──────── Article ────────
Eddy agrees: “Dry seasons give growers the ability to control the amount of water each vine receives, which allows them to more closely manage the flavor, mouthfeel, and aroma compounds in the grapes and the resulting wine.” This year’s warm growing season also means the grapes will have ample time to develop well into the fall and can be picked at optimum ripeness. Eddy and Hitchcock both say the fruit that’s developed so far in both Napa and Sonoma looks fabulous, which is really exciting for wine lovers.

Another reason harvest season is the best time to visit wine country: the seasonal celebrations. Festivities paying homage to the land and weather for producing another successful vintage became popular decades ago, and the tradition has spread around the world.

Locally, Carruth Cellars hosts a harvest and crush event at their new tasting room in Oceanside to show guests what an urban winery is all about, and you can pick up some of their limited edition and award-winning wines at their annual Reserve Sale happening Saturday, November 6.
──────── Entries supplied ────────
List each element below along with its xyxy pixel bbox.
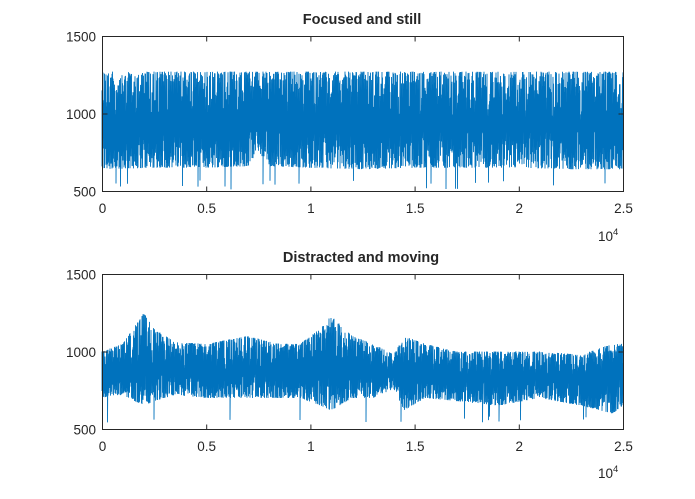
x-tick-label: 2	[516, 201, 524, 216]
x-tick-label: 0.5	[197, 439, 216, 454]
y-tick-label: 1500	[66, 268, 96, 283]
x-tick-label: 1.5	[406, 439, 425, 454]
y-tick-label: 1000	[66, 107, 96, 122]
x-tick-label: 0	[99, 201, 107, 216]
series-layer	[101, 71, 624, 190]
x-tick-label: 2.5	[614, 201, 633, 216]
y-tick-label: 500	[73, 185, 96, 200]
ticks-layer: 0 0.5 1 1.5 2 2.5 500 1000 1500	[66, 268, 633, 455]
y-tick-label: 500	[73, 423, 96, 438]
series-line	[101, 71, 624, 190]
subplot-focused: Focused and still 0 0.5 1 1.5 2 2.5 500 1000 150…	[66, 12, 633, 244]
series-line	[101, 314, 624, 423]
x-tick-label: 2	[516, 439, 524, 454]
ticks-layer: 0 0.5 1 1.5 2 2.5 500 1000 1500	[66, 30, 633, 217]
x-tick-label: 2.5	[614, 439, 633, 454]
x-exponent-power: 4	[613, 227, 618, 238]
series-layer	[101, 314, 624, 423]
x-exponent-label: 104	[598, 464, 618, 481]
x-tick-label: 1	[307, 201, 315, 216]
x-tick-label: 1.5	[406, 201, 425, 216]
subplot-distracted: Distracted and moving 0 0.5 1 1.5 2 2.5500100…	[66, 250, 633, 481]
x-tick-label: 0	[99, 439, 107, 454]
x-tick-label: 0.5	[197, 201, 216, 216]
x-exponent-power: 4	[613, 464, 618, 475]
x-exponent-label: 104	[598, 227, 618, 244]
subplot-title: Distracted and moving	[283, 250, 439, 266]
y-tick-label: 1000	[66, 345, 96, 360]
x-exponent-base: 10	[598, 229, 613, 244]
y-tick-label: 1500	[66, 30, 96, 45]
x-exponent-base: 10	[598, 466, 613, 481]
subplot-title: Focused and still	[303, 12, 421, 28]
x-tick-label: 1	[307, 439, 315, 454]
────────
**Directions**
[1] Do the following statements agree with the wine harvest passage? Answer yes or no for each, and quote the words from the passage that decide it.
(a) Carruth Cellars has a new tasting room in Oceanside.
(b) The Reserve Sale takes place on Saturday, November 13.
(c) Harvest festivities became popular only in the last few years.
[2] Please transcribe the wine harvest passage, starting at "Another reason harvest" and ending at "Saturday, November 6.".
[3] Write the next part of the wine harvest passage, picking up after its final sentence.

**Responses for each task**
[1]
(a) Yes: "at their new tasting room in Oceanside"
(b) No: "happening Saturday, November 6"
(c) No: "became popular decades ago"

[2]
Another reason harvest season is the best time to visit wine country: the seasonal celebrations. Festivities paying homage to the land and weather for producing another successful vintage became popular decades ago, and the tradition has spread around the world.

Locally, Carruth Cellars hosts a harvest and crush event at their new tasting room in Oceanside to show guests what an urban winery is all about, and you can pick up some of their limited edition and award-winning wines at their annual Reserve Sale happening Saturday, November 6.

[3]
Up in Temecula, you can become a member of Doffo Winery’s Barrel Club and have the chance to blend your very own barrel of wine, and after some time, take home your bottles. In Paso Robles, Justin Winery hosts an artisanal five-course dinner with sommelier-selected wine pairings, and Chronic Cellars invites guests to taste their new releases and try wines directly from the barrel.

Harvest gives wineries the opportunity to celebrate their hard work and accomplishments and share their new wines with guests from near and far. The energy, excitement, and optimism are palpable, and a trip to wine country this fall to experience it for yourself is not to be missed.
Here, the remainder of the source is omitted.